"""

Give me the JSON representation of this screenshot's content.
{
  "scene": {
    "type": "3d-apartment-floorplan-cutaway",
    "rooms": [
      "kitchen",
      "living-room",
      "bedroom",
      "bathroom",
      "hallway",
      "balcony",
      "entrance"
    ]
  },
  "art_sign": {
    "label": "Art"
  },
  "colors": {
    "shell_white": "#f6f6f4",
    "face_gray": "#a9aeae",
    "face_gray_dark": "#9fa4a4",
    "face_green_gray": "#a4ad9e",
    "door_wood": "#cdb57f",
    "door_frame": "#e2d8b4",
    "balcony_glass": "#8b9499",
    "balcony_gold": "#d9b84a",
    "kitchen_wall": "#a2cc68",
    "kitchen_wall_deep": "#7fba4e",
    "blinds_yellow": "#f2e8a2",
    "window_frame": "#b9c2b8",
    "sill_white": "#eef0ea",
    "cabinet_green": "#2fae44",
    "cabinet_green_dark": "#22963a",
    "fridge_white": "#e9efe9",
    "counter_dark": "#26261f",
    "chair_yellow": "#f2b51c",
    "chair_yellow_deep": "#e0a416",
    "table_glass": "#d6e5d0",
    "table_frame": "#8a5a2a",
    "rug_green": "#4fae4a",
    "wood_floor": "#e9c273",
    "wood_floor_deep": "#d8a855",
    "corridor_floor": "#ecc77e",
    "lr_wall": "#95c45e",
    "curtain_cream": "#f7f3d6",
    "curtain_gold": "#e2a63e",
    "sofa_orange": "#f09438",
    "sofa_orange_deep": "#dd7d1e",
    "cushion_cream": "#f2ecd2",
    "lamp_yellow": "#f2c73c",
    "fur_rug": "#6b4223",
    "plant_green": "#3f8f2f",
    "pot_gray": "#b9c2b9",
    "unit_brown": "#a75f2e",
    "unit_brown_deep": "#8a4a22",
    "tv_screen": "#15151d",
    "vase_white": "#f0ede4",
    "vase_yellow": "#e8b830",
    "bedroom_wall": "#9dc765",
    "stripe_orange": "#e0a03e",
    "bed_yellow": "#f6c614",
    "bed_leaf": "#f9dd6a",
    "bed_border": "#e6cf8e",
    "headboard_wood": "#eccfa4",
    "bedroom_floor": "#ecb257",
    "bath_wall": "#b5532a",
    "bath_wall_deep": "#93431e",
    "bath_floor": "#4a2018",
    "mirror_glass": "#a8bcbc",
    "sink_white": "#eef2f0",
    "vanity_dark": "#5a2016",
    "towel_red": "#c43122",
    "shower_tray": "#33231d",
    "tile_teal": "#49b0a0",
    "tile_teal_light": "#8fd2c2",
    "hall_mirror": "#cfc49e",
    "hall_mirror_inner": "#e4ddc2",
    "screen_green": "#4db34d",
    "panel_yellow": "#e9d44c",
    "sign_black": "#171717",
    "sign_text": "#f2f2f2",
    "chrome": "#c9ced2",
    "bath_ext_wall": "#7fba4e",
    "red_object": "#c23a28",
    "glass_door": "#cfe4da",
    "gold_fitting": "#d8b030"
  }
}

"""

Instructions to follow
Print out all the entries precisely as written.

Reply to the exercise
Give me the JSON representation of this screenshot's content.
{
  "scene": {
    "type": "3d-apartment-floorplan-cutaway",
    "rooms": [
      "kitchen",
      "living-room",
      "bedroom",
      "bathroom",
      "hallway",
      "balcony",
      "entrance"
    ]
  },
  "art_sign": {
    "label": "Art"
  },
  "colors": {
    "shell_white": "#f6f6f4",
    "face_gray": "#a9aeae",
    "face_gray_dark": "#9fa4a4",
    "face_green_gray": "#a4ad9e",
    "door_wood": "#cdb57f",
    "door_frame": "#e2d8b4",
    "balcony_glass": "#8b9499",
    "balcony_gold": "#d9b84a",
    "kitchen_wall": "#a2cc68",
    "kitchen_wall_deep": "#7fba4e",
    "blinds_yellow": "#f2e8a2",
    "window_frame": "#b9c2b8",
    "sill_white": "#eef0ea",
    "cabinet_green": "#2fae44",
    "cabinet_green_dark": "#22963a",
    "fridge_white": "#e9efe9",
    "counter_dark": "#26261f",
    "chair_yellow": "#f2b51c",
    "chair_yellow_deep": "#e0a416",
    "table_glass": "#d6e5d0",
    "table_frame": "#8a5a2a",
    "rug_green": "#4fae4a",
    "wood_floor": "#e9c273",
    "wood_floor_deep": "#d8a855",
    "corridor_floor": "#ecc77e",
    "lr_wall": "#95c45e",
    "curtain_cream": "#f7f3d6",
    "curtain_gold": "#e2a63e",
    "sofa_orange": "#f09438",
    "sofa_orange_deep": "#dd7d1e",
    "cushion_cream": "#f2ecd2",
    "lamp_yellow": "#f2c73c",
    "fur_rug": "#6b4223",
    "plant_green": "#3f8f2f",
    "pot_gray": "#b9c2b9",
    "unit_brown": "#a75f2e",
    "unit_brown_deep": "#8a4a22",
    "tv_screen": "#15151d",
    "vase_white": "#f0ede4",
    "vase_yellow": "#e8b830",
    "bedroom_wall": "#9dc765",
    "stripe_orange": "#e0a03e",
    "bed_yellow": "#f6c614",
    "bed_leaf": "#f9dd6a",
    "bed_border": "#e6cf8e",
    "headboard_wood": "#eccfa4",
    "bedroom_floor": "#ecb257",
    "bath_wall": "#b5532a",
    "bath_wall_deep": "#93431e",
    "bath_floor": "#4a2018",
    "mirror_glass": "#a8bcbc",
    "sink_white": "#eef2f0",
    "vanity_dark": "#5a2016",
    "towel_red": "#c43122",
    "shower_tray": "#33231d",
    "tile_teal": "#49b0a0",
    "tile_teal_light": "#8fd2c2",
    "hall_mirror": "#cfc49e",
    "hall_mirror_inner": "#e4ddc2",
    "screen_green": "#4db34d",
    "panel_yellow": "#e9d44c",
    "sign_black": "#171717",
    "sign_text": "#f2f2f2",
    "chrome": "#c9ced2",
    "bath_ext_wall": "#7fba4e",
    "red_object": "#c23a28",
    "glass_door": "#cfe4da",
    "gold_fitting": "#d8b030"
  }
}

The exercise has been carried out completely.